:: Objective ::
Copy out every line in the entries below that includes "arządzeń".

---*---

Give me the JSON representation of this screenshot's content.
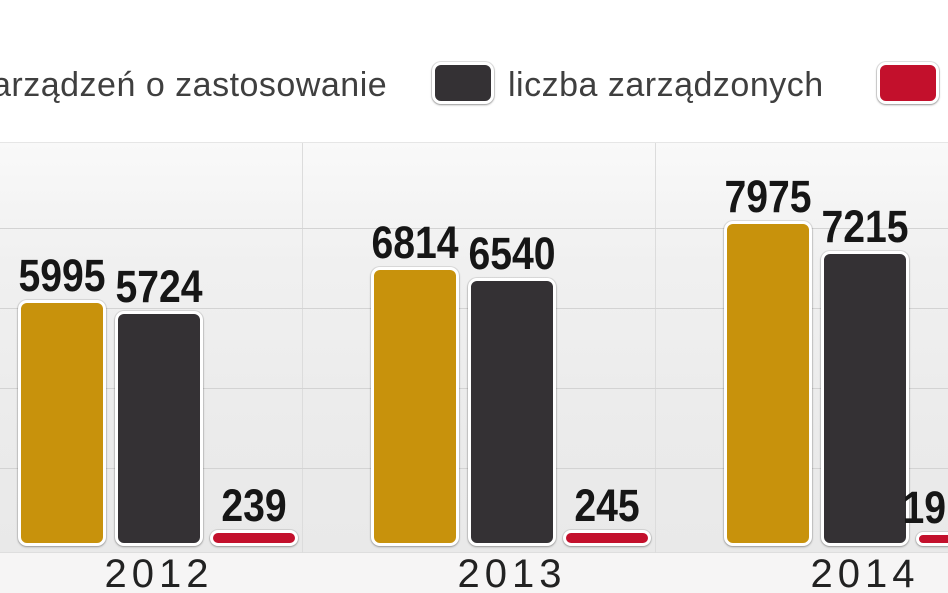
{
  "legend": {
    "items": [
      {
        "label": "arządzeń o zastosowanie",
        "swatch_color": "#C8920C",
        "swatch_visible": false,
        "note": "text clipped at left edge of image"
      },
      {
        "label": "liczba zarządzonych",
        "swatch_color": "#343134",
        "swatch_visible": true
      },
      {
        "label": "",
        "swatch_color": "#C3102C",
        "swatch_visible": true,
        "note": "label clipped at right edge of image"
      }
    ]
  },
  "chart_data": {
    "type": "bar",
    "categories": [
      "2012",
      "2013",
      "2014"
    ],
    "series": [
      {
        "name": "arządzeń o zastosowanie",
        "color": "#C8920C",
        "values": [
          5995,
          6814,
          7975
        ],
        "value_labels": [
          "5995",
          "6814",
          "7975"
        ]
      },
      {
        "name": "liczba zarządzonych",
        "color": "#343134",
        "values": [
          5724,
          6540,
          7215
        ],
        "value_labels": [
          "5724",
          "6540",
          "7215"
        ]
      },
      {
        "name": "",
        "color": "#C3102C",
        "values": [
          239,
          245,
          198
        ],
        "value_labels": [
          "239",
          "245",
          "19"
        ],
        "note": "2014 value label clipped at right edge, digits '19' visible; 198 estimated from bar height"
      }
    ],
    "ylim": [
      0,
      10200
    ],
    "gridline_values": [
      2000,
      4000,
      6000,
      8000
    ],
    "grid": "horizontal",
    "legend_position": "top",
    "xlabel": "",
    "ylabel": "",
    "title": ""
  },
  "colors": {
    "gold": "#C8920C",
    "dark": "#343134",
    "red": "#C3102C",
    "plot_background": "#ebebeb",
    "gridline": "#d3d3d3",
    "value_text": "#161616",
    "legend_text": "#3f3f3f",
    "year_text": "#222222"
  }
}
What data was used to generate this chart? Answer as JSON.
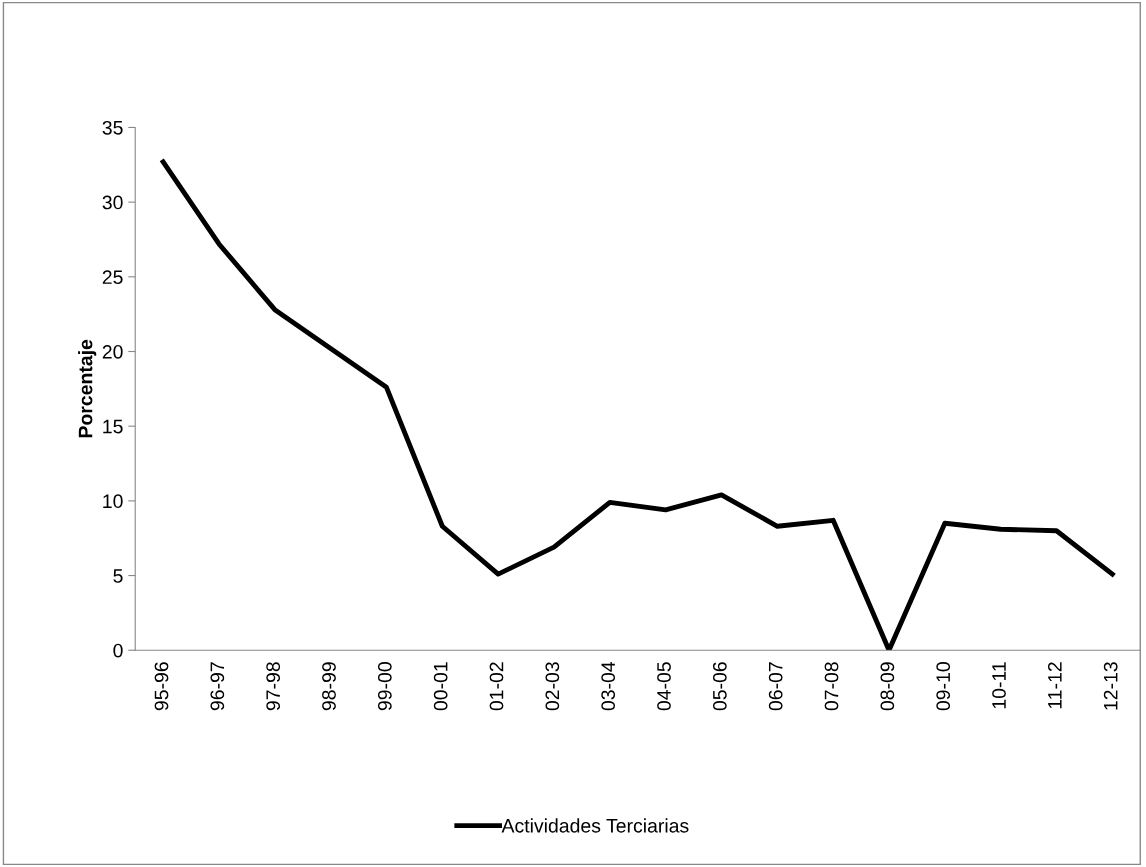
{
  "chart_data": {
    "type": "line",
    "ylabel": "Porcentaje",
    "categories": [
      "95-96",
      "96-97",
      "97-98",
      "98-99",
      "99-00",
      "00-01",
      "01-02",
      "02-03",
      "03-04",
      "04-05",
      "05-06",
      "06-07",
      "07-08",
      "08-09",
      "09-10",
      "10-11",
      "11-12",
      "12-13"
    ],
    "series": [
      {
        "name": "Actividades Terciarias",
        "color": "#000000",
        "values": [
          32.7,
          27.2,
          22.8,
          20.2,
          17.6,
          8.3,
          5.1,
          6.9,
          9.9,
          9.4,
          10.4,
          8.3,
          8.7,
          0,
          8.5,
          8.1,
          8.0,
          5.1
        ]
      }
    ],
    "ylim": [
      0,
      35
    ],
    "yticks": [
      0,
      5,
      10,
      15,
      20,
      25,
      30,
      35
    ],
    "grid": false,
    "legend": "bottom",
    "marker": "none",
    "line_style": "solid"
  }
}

---*---

:: The solution ::
        "label": "arządzeń o zastosowanie",
        "name": "arządzeń o zastosowanie",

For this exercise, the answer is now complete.